Problem to work on: From the entries that follow, pick out all lines holding "United".

Records to process:

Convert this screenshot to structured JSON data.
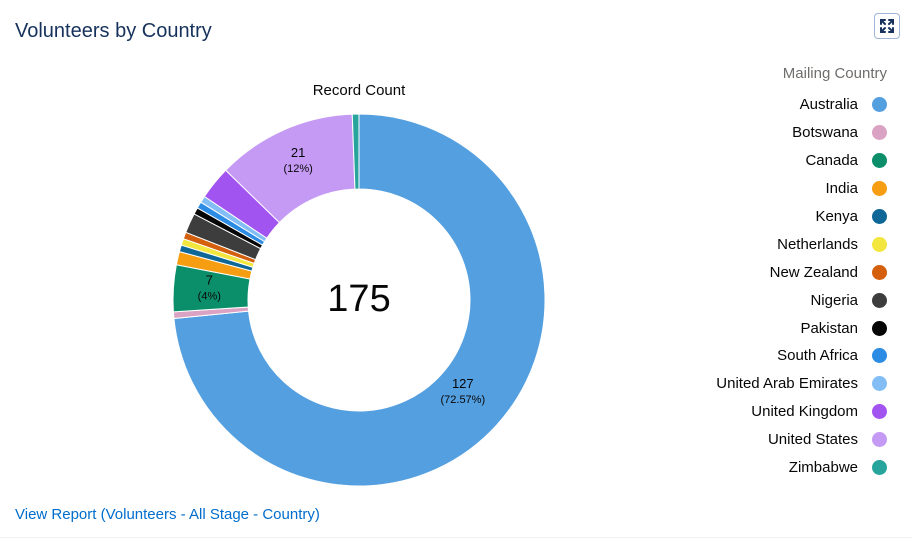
{
  "header": {
    "title": "Volunteers by Country",
    "expand_icon": "expand-icon"
  },
  "chart_data": {
    "type": "pie",
    "variant": "donut",
    "title": "Record Count",
    "center_total": "175",
    "legend_title": "Mailing Country",
    "legend_position": "right",
    "slices": [
      {
        "name": "Australia",
        "value": 127,
        "label": "127",
        "percent_label": "(72.57%)",
        "color": "#539fe0"
      },
      {
        "name": "Botswana",
        "value": 1,
        "label": "",
        "percent_label": "",
        "color": "#daa3c4"
      },
      {
        "name": "Canada",
        "value": 7,
        "label": "7",
        "percent_label": "(4%)",
        "color": "#0b8f6a"
      },
      {
        "name": "India",
        "value": 2,
        "label": "",
        "percent_label": "",
        "color": "#f69d12"
      },
      {
        "name": "Kenya",
        "value": 1,
        "label": "",
        "percent_label": "",
        "color": "#0e6797"
      },
      {
        "name": "Netherlands",
        "value": 1,
        "label": "",
        "percent_label": "",
        "color": "#f3e63f"
      },
      {
        "name": "New Zealand",
        "value": 1,
        "label": "",
        "percent_label": "",
        "color": "#d4600d"
      },
      {
        "name": "Nigeria",
        "value": 3,
        "label": "",
        "percent_label": "",
        "color": "#3d3d3d"
      },
      {
        "name": "Pakistan",
        "value": 1,
        "label": "",
        "percent_label": "",
        "color": "#060606"
      },
      {
        "name": "South Africa",
        "value": 1,
        "label": "",
        "percent_label": "",
        "color": "#2c8ce4"
      },
      {
        "name": "United Arab Emirates",
        "value": 1,
        "label": "",
        "percent_label": "",
        "color": "#82bef5"
      },
      {
        "name": "United Kingdom",
        "value": 5,
        "label": "",
        "percent_label": "",
        "color": "#a254f0"
      },
      {
        "name": "United States",
        "value": 21,
        "label": "21",
        "percent_label": "(12%)",
        "color": "#c49af4"
      },
      {
        "name": "Zimbabwe",
        "value": 1,
        "label": "",
        "percent_label": "",
        "color": "#27a59c"
      }
    ]
  },
  "footer": {
    "link_text": "View Report (Volunteers - All Stage - Country)"
  }
}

Solution to this task:
        "name": "United Arab Emirates",
        "name": "United Kingdom",
        "name": "United States",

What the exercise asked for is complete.